• **Task statement**: Collect every line of the items below that contains the word "site".
--- begin Information provided ---
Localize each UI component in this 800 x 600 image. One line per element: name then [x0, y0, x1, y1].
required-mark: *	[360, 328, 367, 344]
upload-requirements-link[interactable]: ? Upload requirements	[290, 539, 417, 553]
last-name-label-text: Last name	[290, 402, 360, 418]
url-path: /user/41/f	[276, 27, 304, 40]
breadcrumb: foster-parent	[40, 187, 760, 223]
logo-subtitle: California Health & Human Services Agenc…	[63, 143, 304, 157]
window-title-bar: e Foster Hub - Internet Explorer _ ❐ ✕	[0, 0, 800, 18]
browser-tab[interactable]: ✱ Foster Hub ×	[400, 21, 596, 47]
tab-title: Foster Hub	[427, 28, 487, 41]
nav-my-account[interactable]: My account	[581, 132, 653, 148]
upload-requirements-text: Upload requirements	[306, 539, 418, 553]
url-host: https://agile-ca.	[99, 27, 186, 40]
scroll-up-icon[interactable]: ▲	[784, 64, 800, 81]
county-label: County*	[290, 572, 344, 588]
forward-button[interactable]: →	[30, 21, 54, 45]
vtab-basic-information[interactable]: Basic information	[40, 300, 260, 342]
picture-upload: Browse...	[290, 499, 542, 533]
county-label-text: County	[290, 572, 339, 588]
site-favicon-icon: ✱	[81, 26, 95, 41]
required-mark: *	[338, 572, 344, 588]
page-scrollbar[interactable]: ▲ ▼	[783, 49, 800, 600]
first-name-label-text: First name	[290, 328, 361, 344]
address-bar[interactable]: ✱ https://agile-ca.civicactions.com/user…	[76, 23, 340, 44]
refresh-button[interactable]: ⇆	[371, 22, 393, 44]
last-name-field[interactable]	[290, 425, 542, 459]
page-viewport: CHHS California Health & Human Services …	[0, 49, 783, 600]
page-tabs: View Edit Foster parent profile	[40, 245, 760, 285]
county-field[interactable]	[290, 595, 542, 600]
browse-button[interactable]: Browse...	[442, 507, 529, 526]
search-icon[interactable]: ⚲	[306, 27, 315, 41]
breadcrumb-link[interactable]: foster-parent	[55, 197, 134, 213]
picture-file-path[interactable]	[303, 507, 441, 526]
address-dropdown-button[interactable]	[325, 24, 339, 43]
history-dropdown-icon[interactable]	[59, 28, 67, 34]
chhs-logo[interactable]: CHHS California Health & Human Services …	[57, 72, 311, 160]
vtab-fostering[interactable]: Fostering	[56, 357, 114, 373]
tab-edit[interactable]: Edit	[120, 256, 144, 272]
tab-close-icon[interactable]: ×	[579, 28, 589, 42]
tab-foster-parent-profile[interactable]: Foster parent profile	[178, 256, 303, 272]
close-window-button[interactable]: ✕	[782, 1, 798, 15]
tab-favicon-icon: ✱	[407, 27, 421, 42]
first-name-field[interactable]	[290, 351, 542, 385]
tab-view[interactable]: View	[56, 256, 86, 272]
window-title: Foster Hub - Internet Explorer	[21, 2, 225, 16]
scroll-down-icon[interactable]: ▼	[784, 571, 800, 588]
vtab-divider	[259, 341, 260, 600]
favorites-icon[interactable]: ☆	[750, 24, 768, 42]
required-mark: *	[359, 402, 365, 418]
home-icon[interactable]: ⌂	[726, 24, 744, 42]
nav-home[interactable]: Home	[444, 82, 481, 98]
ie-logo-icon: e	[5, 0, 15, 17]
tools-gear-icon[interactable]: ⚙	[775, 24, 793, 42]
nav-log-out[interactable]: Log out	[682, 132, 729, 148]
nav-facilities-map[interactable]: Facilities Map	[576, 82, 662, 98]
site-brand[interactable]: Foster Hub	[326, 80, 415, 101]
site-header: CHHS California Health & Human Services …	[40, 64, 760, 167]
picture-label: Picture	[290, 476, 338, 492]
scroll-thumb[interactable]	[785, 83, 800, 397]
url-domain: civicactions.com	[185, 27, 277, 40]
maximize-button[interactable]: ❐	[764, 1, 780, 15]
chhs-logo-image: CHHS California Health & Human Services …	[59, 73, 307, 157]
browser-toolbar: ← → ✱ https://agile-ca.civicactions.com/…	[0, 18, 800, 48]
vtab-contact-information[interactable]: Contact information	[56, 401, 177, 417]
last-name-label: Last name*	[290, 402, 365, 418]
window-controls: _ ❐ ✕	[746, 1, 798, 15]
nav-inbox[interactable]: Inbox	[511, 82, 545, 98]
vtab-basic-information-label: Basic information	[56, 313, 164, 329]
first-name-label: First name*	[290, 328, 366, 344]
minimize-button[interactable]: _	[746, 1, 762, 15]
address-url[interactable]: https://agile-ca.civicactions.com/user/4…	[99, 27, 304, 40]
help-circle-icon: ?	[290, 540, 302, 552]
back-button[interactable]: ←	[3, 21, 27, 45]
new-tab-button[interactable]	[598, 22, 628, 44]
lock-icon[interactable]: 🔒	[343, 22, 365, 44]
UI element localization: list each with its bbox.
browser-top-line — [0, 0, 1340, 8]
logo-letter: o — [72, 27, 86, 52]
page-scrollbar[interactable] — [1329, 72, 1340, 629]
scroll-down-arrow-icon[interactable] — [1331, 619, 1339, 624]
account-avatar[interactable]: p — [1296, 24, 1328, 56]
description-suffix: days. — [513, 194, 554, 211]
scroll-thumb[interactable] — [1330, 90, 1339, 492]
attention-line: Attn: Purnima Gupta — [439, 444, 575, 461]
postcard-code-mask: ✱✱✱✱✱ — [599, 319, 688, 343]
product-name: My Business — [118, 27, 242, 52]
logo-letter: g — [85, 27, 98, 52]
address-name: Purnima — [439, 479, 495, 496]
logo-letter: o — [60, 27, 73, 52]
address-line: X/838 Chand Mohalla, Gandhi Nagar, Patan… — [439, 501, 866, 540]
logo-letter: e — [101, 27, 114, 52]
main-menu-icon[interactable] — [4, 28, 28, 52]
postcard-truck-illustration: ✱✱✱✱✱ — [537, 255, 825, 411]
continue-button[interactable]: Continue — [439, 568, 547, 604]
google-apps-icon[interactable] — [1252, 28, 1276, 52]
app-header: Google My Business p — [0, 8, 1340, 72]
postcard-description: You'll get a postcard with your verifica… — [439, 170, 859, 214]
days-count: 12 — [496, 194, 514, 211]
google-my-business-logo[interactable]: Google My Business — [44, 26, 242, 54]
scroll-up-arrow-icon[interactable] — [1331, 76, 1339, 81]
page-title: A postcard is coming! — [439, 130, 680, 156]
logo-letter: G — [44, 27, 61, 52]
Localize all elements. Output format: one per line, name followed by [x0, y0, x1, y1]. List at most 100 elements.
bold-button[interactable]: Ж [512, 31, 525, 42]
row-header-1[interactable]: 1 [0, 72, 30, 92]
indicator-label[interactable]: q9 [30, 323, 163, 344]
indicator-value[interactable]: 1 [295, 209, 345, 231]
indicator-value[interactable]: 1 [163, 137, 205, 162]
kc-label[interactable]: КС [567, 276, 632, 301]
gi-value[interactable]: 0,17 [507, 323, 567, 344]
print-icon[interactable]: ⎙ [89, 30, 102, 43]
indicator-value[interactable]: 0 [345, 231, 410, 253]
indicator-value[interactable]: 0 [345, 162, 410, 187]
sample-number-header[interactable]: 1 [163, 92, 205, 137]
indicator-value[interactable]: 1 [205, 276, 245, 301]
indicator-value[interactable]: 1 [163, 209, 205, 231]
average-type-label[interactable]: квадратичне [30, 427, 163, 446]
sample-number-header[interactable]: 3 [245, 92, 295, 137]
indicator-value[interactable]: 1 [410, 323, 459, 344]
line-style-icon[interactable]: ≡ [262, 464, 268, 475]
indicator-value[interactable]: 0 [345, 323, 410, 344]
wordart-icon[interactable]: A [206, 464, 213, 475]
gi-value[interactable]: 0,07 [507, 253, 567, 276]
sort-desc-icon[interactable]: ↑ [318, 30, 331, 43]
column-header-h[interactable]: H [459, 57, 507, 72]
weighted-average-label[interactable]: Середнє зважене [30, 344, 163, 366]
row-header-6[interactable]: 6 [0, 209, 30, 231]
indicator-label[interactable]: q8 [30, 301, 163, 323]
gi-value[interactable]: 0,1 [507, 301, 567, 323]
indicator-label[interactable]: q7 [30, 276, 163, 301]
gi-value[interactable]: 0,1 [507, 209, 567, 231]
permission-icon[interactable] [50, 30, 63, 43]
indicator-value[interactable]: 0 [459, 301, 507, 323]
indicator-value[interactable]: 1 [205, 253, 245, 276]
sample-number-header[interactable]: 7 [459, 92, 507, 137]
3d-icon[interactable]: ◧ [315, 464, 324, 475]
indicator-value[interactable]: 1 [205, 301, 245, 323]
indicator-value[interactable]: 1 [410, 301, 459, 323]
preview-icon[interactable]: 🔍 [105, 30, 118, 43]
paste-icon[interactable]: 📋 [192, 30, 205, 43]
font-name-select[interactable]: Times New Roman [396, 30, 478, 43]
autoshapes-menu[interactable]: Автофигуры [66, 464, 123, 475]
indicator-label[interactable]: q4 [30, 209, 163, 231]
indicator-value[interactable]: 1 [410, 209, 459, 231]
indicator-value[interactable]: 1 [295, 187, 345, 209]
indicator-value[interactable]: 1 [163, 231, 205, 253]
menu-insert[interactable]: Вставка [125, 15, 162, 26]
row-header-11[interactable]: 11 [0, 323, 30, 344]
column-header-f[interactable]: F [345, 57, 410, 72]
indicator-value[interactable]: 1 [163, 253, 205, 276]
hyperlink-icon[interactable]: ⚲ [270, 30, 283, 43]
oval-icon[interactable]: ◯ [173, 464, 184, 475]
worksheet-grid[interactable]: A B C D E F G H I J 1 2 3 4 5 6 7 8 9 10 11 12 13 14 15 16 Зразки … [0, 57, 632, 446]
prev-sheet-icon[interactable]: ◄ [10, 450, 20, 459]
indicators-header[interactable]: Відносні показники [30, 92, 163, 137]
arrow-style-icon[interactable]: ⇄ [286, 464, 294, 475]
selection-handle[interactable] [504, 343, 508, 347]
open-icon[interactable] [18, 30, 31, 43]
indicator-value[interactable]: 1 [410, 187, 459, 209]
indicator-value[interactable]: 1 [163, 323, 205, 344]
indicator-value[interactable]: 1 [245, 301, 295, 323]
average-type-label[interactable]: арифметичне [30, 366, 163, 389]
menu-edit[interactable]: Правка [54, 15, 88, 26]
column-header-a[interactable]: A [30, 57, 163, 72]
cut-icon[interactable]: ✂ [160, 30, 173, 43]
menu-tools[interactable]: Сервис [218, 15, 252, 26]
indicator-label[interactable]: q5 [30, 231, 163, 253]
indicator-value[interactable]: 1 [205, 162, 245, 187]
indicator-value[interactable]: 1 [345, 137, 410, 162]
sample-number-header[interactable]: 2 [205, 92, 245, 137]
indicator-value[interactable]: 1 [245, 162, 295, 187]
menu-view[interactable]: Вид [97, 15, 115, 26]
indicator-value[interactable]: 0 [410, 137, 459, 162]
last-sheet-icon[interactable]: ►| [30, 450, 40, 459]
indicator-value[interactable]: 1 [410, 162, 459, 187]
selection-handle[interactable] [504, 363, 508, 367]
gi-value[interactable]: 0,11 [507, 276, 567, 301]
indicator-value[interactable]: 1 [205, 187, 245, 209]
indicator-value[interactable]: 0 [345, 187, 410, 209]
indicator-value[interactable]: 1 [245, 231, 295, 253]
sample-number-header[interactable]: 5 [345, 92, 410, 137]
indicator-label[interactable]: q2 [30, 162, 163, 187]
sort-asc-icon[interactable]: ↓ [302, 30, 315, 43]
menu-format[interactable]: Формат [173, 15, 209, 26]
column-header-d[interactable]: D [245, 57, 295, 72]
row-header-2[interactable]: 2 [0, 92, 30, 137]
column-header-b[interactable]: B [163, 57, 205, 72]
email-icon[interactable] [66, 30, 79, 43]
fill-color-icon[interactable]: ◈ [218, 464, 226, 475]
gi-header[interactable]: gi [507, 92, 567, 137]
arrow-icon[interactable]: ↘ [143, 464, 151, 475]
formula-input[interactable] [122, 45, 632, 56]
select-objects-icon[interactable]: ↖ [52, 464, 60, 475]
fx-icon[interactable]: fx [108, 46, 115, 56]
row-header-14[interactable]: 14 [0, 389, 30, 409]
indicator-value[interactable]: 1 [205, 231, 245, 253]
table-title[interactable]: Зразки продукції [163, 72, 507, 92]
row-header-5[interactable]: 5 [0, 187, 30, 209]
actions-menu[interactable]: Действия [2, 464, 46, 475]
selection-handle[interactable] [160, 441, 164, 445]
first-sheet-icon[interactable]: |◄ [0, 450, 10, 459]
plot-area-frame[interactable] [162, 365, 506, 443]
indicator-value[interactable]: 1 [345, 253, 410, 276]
--- end Information provided ---
• **Result of this task**:
site-favicon-icon: ✱	[81, 26, 95, 41]
site-brand[interactable]: Foster Hub	[326, 80, 415, 101]
site-header: CHHS California Health & Human Services …	[40, 64, 760, 167]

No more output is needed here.